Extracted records
------------------------------

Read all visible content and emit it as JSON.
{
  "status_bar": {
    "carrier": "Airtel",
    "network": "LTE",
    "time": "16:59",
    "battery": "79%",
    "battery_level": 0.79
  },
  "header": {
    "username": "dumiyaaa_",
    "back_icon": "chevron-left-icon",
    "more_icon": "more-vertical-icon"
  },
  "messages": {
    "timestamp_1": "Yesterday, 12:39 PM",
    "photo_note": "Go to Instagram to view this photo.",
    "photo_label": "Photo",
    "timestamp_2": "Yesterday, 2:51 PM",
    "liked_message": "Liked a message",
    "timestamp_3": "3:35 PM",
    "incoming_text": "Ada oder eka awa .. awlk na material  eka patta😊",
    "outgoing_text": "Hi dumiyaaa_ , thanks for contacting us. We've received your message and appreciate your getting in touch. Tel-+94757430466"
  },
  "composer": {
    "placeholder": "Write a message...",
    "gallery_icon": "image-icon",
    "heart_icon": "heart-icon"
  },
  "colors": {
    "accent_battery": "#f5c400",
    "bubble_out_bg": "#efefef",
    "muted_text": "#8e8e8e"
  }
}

------------------------------

■ **What you should do**
Repeat the records above exactly as they appear.

■ **Answer to the task**
Read all visible content and emit it as JSON.
{
  "status_bar": {
    "carrier": "Airtel",
    "network": "LTE",
    "time": "16:59",
    "battery": "79%",
    "battery_level": 0.79
  },
  "header": {
    "username": "dumiyaaa_",
    "back_icon": "chevron-left-icon",
    "more_icon": "more-vertical-icon"
  },
  "messages": {
    "timestamp_1": "Yesterday, 12:39 PM",
    "photo_note": "Go to Instagram to view this photo.",
    "photo_label": "Photo",
    "timestamp_2": "Yesterday, 2:51 PM",
    "liked_message": "Liked a message",
    "timestamp_3": "3:35 PM",
    "incoming_text": "Ada oder eka awa .. awlk na material  eka patta😊",
    "outgoing_text": "Hi dumiyaaa_ , thanks for contacting us. We've received your message and appreciate your getting in touch. Tel-+94757430466"
  },
  "composer": {
    "placeholder": "Write a message...",
    "gallery_icon": "image-icon",
    "heart_icon": "heart-icon"
  },
  "colors": {
    "accent_battery": "#f5c400",
    "bubble_out_bg": "#efefef",
    "muted_text": "#8e8e8e"
  }
}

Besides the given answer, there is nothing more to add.